▶ Task directions: Only the lines holding the string "sont" are needed. Copy each one.

=== Source material ===

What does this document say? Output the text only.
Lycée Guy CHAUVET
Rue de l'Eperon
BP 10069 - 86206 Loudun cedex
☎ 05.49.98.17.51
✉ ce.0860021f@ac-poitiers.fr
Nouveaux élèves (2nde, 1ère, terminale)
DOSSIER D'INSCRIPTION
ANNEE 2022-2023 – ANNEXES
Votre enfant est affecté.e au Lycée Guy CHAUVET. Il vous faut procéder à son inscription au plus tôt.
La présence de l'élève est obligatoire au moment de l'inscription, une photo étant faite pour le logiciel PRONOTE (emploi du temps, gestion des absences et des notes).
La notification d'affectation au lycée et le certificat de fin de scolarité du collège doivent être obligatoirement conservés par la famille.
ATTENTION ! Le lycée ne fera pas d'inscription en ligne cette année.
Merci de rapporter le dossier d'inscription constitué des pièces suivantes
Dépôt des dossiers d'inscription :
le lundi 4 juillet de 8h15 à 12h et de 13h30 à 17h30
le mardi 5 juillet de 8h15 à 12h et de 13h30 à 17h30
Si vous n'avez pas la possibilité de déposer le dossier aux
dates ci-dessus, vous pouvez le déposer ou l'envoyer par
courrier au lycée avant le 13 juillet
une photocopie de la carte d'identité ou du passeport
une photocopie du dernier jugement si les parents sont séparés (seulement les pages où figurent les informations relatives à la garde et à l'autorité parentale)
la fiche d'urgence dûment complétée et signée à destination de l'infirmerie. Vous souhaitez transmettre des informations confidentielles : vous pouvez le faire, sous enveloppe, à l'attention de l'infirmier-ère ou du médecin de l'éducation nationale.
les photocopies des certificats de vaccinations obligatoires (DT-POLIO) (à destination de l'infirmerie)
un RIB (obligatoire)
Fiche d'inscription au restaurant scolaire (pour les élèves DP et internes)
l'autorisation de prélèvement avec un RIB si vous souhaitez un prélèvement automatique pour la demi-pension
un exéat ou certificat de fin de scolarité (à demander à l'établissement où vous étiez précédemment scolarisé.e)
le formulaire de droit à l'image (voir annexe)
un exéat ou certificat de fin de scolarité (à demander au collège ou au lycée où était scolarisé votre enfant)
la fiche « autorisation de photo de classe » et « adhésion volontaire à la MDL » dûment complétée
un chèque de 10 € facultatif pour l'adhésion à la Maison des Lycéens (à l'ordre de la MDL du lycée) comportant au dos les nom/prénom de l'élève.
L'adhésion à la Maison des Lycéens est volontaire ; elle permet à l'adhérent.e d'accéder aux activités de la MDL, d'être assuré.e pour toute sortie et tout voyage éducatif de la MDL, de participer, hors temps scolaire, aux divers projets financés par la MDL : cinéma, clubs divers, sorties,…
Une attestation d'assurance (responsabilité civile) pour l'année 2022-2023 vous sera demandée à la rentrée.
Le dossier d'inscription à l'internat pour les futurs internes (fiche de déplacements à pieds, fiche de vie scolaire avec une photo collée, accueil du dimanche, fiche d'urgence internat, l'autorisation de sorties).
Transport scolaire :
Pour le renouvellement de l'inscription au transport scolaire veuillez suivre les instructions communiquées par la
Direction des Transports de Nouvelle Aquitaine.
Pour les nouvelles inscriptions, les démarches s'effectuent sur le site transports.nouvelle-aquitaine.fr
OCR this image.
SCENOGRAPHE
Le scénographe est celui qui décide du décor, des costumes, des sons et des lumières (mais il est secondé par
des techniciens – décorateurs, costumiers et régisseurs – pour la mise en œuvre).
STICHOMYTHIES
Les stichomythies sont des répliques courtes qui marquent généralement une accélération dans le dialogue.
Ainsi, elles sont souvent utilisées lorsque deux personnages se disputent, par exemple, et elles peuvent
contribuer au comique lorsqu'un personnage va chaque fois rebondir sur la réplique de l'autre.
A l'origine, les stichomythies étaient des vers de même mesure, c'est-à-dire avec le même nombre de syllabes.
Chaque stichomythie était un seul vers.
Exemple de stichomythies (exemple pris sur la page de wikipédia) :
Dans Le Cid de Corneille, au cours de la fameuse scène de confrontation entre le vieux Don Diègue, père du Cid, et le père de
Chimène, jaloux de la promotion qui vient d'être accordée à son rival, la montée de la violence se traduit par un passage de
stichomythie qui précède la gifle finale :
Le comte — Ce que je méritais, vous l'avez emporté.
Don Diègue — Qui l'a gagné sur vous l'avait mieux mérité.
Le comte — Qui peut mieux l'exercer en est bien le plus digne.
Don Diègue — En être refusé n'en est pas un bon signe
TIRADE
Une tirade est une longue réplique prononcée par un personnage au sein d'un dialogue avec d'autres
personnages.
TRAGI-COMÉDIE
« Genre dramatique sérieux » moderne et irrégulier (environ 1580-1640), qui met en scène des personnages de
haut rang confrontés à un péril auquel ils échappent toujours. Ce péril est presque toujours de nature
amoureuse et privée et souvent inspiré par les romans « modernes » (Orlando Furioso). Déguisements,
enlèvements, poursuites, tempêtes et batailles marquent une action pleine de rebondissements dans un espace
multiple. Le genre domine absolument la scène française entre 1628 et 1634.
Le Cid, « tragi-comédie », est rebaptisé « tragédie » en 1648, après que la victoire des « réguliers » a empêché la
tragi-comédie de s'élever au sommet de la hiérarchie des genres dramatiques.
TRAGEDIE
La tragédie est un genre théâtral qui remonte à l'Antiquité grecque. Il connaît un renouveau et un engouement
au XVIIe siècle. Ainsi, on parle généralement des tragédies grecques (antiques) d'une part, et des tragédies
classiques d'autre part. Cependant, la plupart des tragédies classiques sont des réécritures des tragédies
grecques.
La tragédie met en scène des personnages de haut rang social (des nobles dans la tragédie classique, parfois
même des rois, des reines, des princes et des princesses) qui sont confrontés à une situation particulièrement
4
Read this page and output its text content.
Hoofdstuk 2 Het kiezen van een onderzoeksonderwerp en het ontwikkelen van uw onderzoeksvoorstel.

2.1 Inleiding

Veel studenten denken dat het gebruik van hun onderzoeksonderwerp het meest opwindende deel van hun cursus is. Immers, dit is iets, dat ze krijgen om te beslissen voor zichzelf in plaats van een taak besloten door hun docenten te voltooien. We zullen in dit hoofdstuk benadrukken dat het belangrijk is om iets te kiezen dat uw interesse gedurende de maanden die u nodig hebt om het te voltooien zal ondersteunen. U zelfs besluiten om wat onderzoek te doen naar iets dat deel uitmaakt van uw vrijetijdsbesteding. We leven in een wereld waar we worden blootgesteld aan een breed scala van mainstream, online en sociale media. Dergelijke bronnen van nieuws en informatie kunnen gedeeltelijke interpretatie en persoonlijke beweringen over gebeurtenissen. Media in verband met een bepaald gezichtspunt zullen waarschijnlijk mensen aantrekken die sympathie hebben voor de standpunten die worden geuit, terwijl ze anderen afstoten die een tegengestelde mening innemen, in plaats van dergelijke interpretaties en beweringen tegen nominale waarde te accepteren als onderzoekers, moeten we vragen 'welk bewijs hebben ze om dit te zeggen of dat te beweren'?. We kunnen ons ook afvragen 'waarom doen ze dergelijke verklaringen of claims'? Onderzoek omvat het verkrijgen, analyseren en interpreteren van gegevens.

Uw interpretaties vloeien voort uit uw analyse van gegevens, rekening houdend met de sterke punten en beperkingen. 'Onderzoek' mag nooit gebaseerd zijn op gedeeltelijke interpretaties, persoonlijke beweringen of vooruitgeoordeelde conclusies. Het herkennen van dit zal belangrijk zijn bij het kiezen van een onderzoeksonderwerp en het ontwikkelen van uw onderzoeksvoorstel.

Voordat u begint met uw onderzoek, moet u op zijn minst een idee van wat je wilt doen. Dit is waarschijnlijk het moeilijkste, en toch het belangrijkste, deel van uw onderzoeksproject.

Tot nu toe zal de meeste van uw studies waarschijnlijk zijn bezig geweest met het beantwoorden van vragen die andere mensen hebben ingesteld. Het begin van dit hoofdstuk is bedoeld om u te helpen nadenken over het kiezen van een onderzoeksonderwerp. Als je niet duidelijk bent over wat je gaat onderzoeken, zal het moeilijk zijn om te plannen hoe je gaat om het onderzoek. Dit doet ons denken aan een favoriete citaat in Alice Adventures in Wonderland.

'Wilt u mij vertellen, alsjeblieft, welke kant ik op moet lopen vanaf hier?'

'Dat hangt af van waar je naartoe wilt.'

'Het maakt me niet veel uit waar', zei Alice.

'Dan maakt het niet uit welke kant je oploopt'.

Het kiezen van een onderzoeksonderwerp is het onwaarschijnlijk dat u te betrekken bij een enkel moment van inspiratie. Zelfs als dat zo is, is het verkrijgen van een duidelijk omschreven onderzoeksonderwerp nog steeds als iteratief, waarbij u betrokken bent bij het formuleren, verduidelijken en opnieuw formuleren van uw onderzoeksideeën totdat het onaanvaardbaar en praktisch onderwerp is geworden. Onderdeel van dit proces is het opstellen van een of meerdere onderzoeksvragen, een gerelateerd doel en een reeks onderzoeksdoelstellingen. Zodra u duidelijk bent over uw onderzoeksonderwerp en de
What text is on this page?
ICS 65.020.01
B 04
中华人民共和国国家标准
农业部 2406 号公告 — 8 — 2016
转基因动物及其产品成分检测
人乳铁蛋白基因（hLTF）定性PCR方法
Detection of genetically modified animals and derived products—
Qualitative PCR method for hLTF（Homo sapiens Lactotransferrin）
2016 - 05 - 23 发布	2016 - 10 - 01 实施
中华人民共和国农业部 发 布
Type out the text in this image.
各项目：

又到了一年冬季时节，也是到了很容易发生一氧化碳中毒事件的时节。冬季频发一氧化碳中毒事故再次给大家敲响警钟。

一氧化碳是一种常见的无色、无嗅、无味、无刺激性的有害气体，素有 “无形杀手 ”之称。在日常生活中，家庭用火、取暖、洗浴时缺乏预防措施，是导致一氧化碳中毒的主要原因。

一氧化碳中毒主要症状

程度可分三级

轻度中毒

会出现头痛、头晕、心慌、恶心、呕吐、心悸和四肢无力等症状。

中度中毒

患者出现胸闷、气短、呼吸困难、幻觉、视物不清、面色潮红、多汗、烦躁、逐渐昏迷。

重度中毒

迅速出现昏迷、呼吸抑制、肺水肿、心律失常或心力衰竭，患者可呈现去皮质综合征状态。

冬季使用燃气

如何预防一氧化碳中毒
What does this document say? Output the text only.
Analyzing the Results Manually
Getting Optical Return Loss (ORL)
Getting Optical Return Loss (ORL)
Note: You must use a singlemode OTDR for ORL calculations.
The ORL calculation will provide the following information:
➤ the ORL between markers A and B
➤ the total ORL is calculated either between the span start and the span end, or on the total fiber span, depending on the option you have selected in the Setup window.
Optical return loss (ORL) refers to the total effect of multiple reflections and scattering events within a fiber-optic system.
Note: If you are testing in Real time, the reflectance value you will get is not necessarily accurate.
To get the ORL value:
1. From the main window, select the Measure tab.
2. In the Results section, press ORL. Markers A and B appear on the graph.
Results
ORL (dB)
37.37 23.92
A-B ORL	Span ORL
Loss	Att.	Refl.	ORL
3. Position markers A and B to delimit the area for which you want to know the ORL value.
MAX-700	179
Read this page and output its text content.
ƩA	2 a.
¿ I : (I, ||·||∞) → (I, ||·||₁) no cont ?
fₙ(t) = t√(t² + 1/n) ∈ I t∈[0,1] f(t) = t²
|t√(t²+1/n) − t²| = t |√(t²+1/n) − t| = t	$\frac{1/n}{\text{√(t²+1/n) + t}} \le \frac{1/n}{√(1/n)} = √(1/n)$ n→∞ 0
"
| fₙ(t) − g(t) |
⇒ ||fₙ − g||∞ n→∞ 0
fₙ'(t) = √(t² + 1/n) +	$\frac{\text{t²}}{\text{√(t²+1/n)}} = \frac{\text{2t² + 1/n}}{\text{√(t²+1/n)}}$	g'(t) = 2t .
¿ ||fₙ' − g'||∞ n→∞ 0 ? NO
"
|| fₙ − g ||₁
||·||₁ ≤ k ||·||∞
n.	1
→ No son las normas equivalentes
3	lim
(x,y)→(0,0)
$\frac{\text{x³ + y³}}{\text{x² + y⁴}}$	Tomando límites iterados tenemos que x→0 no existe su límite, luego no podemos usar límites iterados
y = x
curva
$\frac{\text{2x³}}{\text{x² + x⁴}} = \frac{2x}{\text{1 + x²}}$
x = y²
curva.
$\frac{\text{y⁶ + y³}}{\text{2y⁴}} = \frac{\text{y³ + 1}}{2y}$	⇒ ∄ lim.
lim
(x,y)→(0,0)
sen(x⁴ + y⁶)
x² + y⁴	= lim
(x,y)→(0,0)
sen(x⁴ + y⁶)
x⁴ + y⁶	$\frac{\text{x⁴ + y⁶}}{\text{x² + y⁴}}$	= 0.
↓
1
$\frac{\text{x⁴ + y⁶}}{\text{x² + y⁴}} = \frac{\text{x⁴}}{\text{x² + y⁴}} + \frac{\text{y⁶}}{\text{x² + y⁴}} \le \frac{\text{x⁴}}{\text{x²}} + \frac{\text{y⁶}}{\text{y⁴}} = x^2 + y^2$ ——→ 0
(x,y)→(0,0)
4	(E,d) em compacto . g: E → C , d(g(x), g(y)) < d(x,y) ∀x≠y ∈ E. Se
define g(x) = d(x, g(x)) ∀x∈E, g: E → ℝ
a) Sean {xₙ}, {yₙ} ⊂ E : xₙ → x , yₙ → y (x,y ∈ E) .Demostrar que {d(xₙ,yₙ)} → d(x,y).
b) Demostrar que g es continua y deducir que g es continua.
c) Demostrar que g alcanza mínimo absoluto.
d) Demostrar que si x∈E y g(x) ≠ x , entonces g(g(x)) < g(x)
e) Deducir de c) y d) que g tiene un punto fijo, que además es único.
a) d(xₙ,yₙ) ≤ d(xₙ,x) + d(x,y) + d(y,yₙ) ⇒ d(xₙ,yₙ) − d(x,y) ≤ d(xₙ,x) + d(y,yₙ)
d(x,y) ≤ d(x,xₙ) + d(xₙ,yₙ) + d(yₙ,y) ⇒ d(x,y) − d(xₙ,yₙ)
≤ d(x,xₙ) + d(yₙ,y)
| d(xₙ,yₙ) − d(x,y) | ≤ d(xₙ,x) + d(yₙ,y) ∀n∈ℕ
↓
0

===

▶ Output of the exercise:
une photocopie du dernier jugement si les parents sont séparés (seulement les pages où figurent les informations relatives à la garde et à l'autorité parentale)
Les stichomythies sont des répliques courtes qui marquent généralement une accélération dans le dialogue.
Ainsi, elles sont souvent utilisées lorsque deux personnages se disputent, par exemple, et elles peuvent
classiques d'autre part. Cependant, la plupart des tragédies classiques sont des réécritures des tragédies
même des rois, des reines, des princes et des princesses) qui sont confrontés à une situation particulièrement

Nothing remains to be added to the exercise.